- _REQUIRED TASK_: In the entries that follow, locate the line with "What's the underlying", then restate that line and all later lines exactly as they appear, leaving pictures out.

- _Stored data_:
— start —
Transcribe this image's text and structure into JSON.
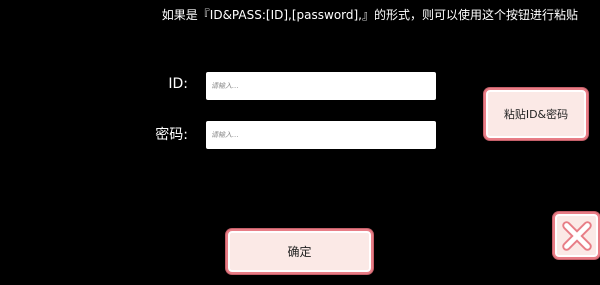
{
  "hint": {
    "text": "如果是『ID&PASS:[ID],[password],』的形式，则可以使用这个按钮进行粘贴"
  },
  "form": {
    "id_label": "ID:",
    "password_label": "密码:",
    "id_placeholder": "请输入...",
    "password_placeholder": "请输入...",
    "id_value": "",
    "password_value": ""
  },
  "buttons": {
    "paste_label": "粘贴ID&密码",
    "confirm_label": "确定",
    "close_icon": "close-x-icon"
  },
  "colors": {
    "background": "#000000",
    "button_fill": "#fbe9e6",
    "button_border": "#e87d86",
    "close_x": "#ffffff"
  }
}
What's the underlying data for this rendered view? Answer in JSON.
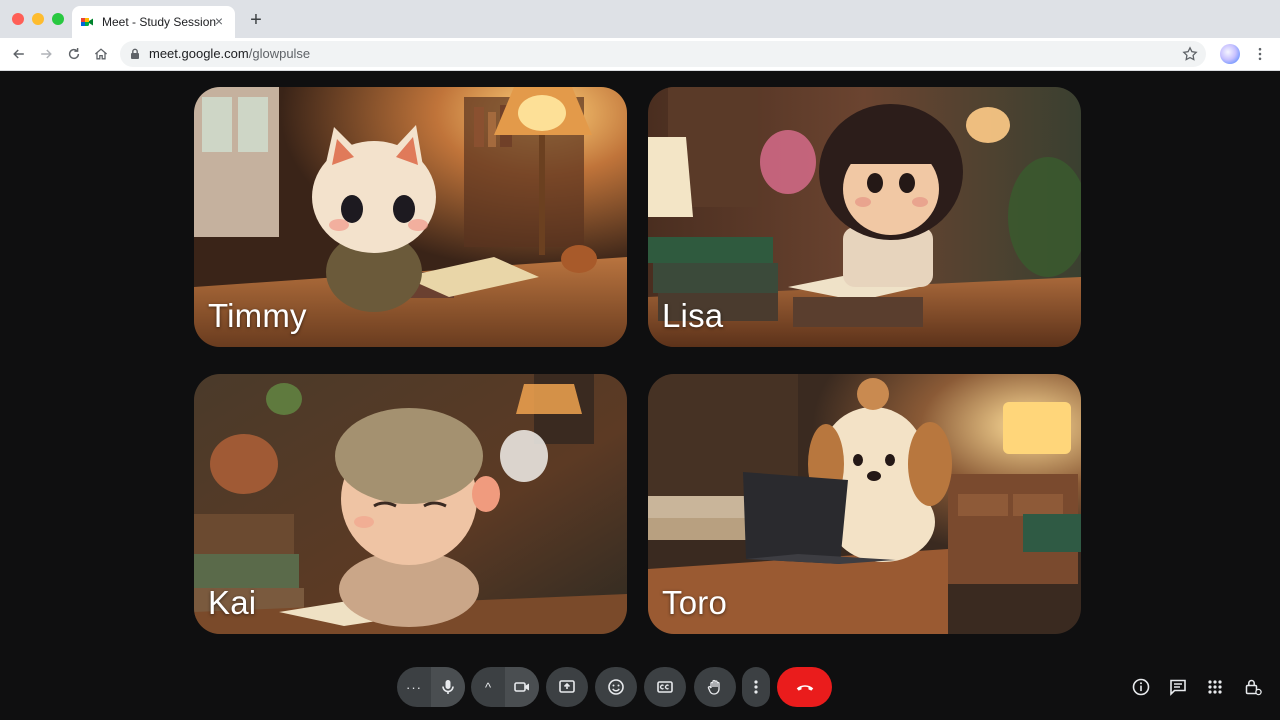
{
  "browser": {
    "tab_title": "Meet - Study Session",
    "tab_close": "×",
    "new_tab": "+",
    "url_host": "meet.google.com",
    "url_path": "/glowpulse"
  },
  "participants": [
    {
      "name": "Timmy"
    },
    {
      "name": "Lisa"
    },
    {
      "name": "Kai"
    },
    {
      "name": "Toro"
    }
  ],
  "colors": {
    "end_call": "#ea1c1c",
    "control_bg": "#3c4043",
    "stage_bg": "#0f0f10"
  },
  "controls": {
    "more_label": "···",
    "caret_label": "^"
  },
  "icons": {
    "left_controls": [
      "more-icon",
      "mic-icon",
      "caret-up-icon",
      "camera-icon",
      "present-icon",
      "emoji-icon",
      "captions-icon",
      "raise-hand-icon",
      "more-vert-icon",
      "end-call-icon"
    ],
    "right_controls": [
      "info-icon",
      "chat-icon",
      "apps-icon",
      "host-controls-icon"
    ]
  }
}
— end —
- _EXERCISE RESULT_:
What's the underlying data for this rendered view? Answer in JSON.
{
  "browser": {
    "tab_title": "Meet - Study Session",
    "tab_close": "×",
    "new_tab": "+",
    "url_host": "meet.google.com",
    "url_path": "/glowpulse"
  },
  "participants": [
    {
      "name": "Timmy"
    },
    {
      "name": "Lisa"
    },
    {
      "name": "Kai"
    },
    {
      "name": "Toro"
    }
  ],
  "colors": {
    "end_call": "#ea1c1c",
    "control_bg": "#3c4043",
    "stage_bg": "#0f0f10"
  },
  "controls": {
    "more_label": "···",
    "caret_label": "^"
  },
  "icons": {
    "left_controls": [
      "more-icon",
      "mic-icon",
      "caret-up-icon",
      "camera-icon",
      "present-icon",
      "emoji-icon",
      "captions-icon",
      "raise-hand-icon",
      "more-vert-icon",
      "end-call-icon"
    ],
    "right_controls": [
      "info-icon",
      "chat-icon",
      "apps-icon",
      "host-controls-icon"
    ]
  }
}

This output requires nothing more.